Task prompt: Consider the data that follows and state how many lines contain the string "JSON", using the number alone.

Items:
-- begin --

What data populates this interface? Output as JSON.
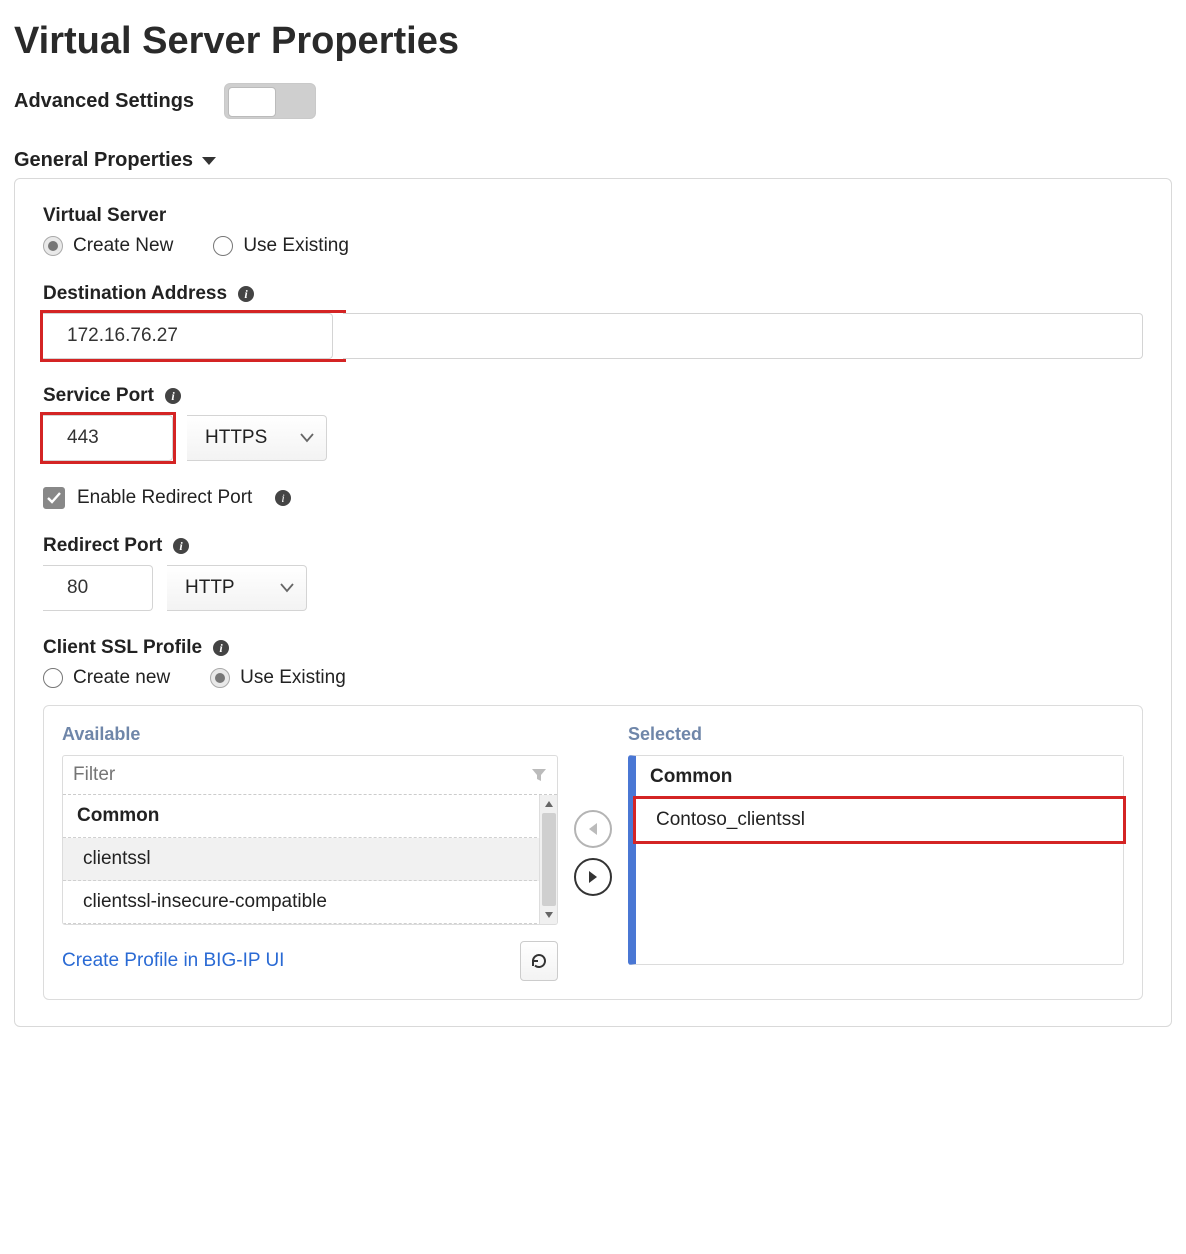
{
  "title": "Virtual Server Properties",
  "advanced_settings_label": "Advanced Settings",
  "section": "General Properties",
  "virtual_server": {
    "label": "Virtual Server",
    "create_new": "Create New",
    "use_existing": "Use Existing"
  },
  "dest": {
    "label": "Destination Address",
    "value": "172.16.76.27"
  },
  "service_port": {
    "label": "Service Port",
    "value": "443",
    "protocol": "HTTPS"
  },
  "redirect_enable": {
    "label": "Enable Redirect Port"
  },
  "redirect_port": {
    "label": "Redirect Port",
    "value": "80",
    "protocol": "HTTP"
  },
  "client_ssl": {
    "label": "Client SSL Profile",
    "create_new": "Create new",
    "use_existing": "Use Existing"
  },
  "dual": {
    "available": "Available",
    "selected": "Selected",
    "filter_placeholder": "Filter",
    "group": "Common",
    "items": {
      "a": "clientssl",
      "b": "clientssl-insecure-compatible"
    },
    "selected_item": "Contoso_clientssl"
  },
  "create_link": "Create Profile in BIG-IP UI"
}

-- end --
-- begin --

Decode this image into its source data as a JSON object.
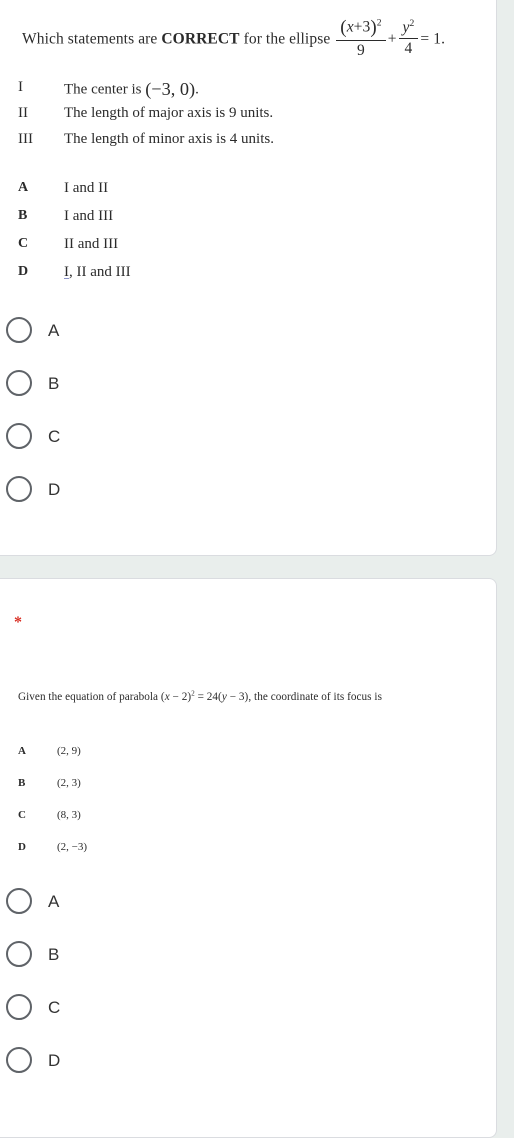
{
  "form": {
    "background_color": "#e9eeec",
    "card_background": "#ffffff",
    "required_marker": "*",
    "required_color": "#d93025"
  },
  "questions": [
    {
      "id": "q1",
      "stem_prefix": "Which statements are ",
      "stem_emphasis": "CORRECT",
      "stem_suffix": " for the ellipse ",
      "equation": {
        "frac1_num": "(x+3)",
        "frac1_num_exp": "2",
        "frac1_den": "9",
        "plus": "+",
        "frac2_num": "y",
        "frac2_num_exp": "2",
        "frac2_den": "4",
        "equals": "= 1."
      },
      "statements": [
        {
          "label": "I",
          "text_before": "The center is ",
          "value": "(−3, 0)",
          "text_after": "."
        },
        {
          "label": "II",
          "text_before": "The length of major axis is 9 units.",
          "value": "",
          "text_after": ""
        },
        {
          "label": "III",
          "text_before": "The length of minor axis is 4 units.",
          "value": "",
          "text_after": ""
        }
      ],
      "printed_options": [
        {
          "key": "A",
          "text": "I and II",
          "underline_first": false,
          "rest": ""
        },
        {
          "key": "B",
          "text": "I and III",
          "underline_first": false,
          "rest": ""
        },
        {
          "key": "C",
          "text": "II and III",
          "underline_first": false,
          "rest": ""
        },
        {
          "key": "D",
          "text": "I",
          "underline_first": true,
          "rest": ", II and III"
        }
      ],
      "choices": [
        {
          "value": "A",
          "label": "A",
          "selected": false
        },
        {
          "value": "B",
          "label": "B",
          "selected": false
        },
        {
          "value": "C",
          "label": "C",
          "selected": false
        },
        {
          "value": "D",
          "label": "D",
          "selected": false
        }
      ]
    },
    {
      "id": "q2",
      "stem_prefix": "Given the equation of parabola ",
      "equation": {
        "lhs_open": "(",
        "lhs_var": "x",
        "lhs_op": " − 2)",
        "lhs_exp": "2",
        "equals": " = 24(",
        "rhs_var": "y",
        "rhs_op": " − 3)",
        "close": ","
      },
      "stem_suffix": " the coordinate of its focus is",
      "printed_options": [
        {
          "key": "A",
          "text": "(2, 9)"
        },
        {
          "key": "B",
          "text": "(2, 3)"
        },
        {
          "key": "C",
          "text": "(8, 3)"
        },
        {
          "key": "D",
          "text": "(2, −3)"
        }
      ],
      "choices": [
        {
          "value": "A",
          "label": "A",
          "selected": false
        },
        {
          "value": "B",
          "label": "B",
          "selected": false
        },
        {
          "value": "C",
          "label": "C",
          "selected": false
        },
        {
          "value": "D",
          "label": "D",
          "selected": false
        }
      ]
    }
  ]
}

-- end --

Output below: 2